All of the material below is to be returned exactly.

-*-

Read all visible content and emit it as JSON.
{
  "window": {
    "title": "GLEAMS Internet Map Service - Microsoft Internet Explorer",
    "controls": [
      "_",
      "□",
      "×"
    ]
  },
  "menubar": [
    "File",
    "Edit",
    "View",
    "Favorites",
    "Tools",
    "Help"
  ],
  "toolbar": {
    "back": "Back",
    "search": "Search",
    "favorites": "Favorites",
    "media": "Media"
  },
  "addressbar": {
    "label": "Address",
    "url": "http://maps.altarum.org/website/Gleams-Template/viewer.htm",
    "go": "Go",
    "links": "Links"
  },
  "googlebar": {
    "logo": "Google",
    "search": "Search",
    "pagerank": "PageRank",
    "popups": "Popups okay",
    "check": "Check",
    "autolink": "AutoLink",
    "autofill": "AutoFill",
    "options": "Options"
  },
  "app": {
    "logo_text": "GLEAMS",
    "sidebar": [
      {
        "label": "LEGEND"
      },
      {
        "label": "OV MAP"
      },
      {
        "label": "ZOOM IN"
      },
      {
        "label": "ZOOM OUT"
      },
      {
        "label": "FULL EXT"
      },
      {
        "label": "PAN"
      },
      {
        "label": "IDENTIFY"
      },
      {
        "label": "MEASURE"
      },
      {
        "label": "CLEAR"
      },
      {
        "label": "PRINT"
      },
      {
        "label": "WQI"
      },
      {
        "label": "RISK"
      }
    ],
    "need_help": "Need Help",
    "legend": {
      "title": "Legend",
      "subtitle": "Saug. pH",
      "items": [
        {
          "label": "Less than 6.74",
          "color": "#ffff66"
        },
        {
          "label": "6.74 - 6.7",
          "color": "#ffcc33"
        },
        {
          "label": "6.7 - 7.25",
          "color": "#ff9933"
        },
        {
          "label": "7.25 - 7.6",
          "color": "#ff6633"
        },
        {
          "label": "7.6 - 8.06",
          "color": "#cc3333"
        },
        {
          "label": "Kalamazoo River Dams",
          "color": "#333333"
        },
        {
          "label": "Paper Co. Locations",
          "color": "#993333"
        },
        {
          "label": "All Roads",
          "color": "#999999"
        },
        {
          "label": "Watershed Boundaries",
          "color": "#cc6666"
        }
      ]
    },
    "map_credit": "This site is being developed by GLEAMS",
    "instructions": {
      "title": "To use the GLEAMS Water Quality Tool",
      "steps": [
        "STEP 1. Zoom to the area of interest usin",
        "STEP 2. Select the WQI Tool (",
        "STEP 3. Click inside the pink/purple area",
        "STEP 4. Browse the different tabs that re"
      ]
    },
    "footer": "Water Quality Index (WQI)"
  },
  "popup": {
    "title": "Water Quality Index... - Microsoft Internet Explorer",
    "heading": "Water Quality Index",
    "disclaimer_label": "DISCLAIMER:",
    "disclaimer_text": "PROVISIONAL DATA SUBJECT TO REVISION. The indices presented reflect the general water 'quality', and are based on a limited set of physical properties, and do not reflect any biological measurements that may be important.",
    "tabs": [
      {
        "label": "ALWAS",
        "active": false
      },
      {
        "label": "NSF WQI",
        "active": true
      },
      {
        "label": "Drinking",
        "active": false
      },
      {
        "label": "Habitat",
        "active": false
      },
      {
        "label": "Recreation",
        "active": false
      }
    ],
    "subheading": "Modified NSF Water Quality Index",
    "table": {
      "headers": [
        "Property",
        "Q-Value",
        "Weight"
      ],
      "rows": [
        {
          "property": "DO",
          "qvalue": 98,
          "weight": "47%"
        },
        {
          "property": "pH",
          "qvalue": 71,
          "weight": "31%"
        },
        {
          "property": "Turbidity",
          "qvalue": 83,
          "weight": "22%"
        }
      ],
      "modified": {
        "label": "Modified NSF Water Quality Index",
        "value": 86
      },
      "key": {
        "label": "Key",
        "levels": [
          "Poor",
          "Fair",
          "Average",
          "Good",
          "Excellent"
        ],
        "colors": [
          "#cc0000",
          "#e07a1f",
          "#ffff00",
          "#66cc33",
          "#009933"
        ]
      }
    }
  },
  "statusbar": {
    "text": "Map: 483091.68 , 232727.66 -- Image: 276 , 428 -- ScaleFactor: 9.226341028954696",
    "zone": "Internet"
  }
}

-*-

- Expected answer -
Read all visible content and emit it as JSON.
{
  "window": {
    "title": "GLEAMS Internet Map Service - Microsoft Internet Explorer",
    "controls": [
      "_",
      "□",
      "×"
    ]
  },
  "menubar": [
    "File",
    "Edit",
    "View",
    "Favorites",
    "Tools",
    "Help"
  ],
  "toolbar": {
    "back": "Back",
    "search": "Search",
    "favorites": "Favorites",
    "media": "Media"
  },
  "addressbar": {
    "label": "Address",
    "url": "http://maps.altarum.org/website/Gleams-Template/viewer.htm",
    "go": "Go",
    "links": "Links"
  },
  "googlebar": {
    "logo": "Google",
    "search": "Search",
    "pagerank": "PageRank",
    "popups": "Popups okay",
    "check": "Check",
    "autolink": "AutoLink",
    "autofill": "AutoFill",
    "options": "Options"
  },
  "app": {
    "logo_text": "GLEAMS",
    "sidebar": [
      {
        "label": "LEGEND"
      },
      {
        "label": "OV MAP"
      },
      {
        "label": "ZOOM IN"
      },
      {
        "label": "ZOOM OUT"
      },
      {
        "label": "FULL EXT"
      },
      {
        "label": "PAN"
      },
      {
        "label": "IDENTIFY"
      },
      {
        "label": "MEASURE"
      },
      {
        "label": "CLEAR"
      },
      {
        "label": "PRINT"
      },
      {
        "label": "WQI"
      },
      {
        "label": "RISK"
      }
    ],
    "need_help": "Need Help",
    "legend": {
      "title": "Legend",
      "subtitle": "Saug. pH",
      "items": [
        {
          "label": "Less than 6.74",
          "color": "#ffff66"
        },
        {
          "label": "6.74 - 6.7",
          "color": "#ffcc33"
        },
        {
          "label": "6.7 - 7.25",
          "color": "#ff9933"
        },
        {
          "label": "7.25 - 7.6",
          "color": "#ff6633"
        },
        {
          "label": "7.6 - 8.06",
          "color": "#cc3333"
        },
        {
          "label": "Kalamazoo River Dams",
          "color": "#333333"
        },
        {
          "label": "Paper Co. Locations",
          "color": "#993333"
        },
        {
          "label": "All Roads",
          "color": "#999999"
        },
        {
          "label": "Watershed Boundaries",
          "color": "#cc6666"
        }
      ]
    },
    "map_credit": "This site is being developed by GLEAMS",
    "instructions": {
      "title": "To use the GLEAMS Water Quality Tool",
      "steps": [
        "STEP 1. Zoom to the area of interest usin",
        "STEP 2. Select the WQI Tool (",
        "STEP 3. Click inside the pink/purple area",
        "STEP 4. Browse the different tabs that re"
      ]
    },
    "footer": "Water Quality Index (WQI)"
  },
  "popup": {
    "title": "Water Quality Index... - Microsoft Internet Explorer",
    "heading": "Water Quality Index",
    "disclaimer_label": "DISCLAIMER:",
    "disclaimer_text": "PROVISIONAL DATA SUBJECT TO REVISION. The indices presented reflect the general water 'quality', and are based on a limited set of physical properties, and do not reflect any biological measurements that may be important.",
    "tabs": [
      {
        "label": "ALWAS",
        "active": false
      },
      {
        "label": "NSF WQI",
        "active": true
      },
      {
        "label": "Drinking",
        "active": false
      },
      {
        "label": "Habitat",
        "active": false
      },
      {
        "label": "Recreation",
        "active": false
      }
    ],
    "subheading": "Modified NSF Water Quality Index",
    "table": {
      "headers": [
        "Property",
        "Q-Value",
        "Weight"
      ],
      "rows": [
        {
          "property": "DO",
          "qvalue": 98,
          "weight": "47%"
        },
        {
          "property": "pH",
          "qvalue": 71,
          "weight": "31%"
        },
        {
          "property": "Turbidity",
          "qvalue": 83,
          "weight": "22%"
        }
      ],
      "modified": {
        "label": "Modified NSF Water Quality Index",
        "value": 86
      },
      "key": {
        "label": "Key",
        "levels": [
          "Poor",
          "Fair",
          "Average",
          "Good",
          "Excellent"
        ],
        "colors": [
          "#cc0000",
          "#e07a1f",
          "#ffff00",
          "#66cc33",
          "#009933"
        ]
      }
    }
  },
  "statusbar": {
    "text": "Map: 483091.68 , 232727.66 -- Image: 276 , 428 -- ScaleFactor: 9.226341028954696",
    "zone": "Internet"
  }
}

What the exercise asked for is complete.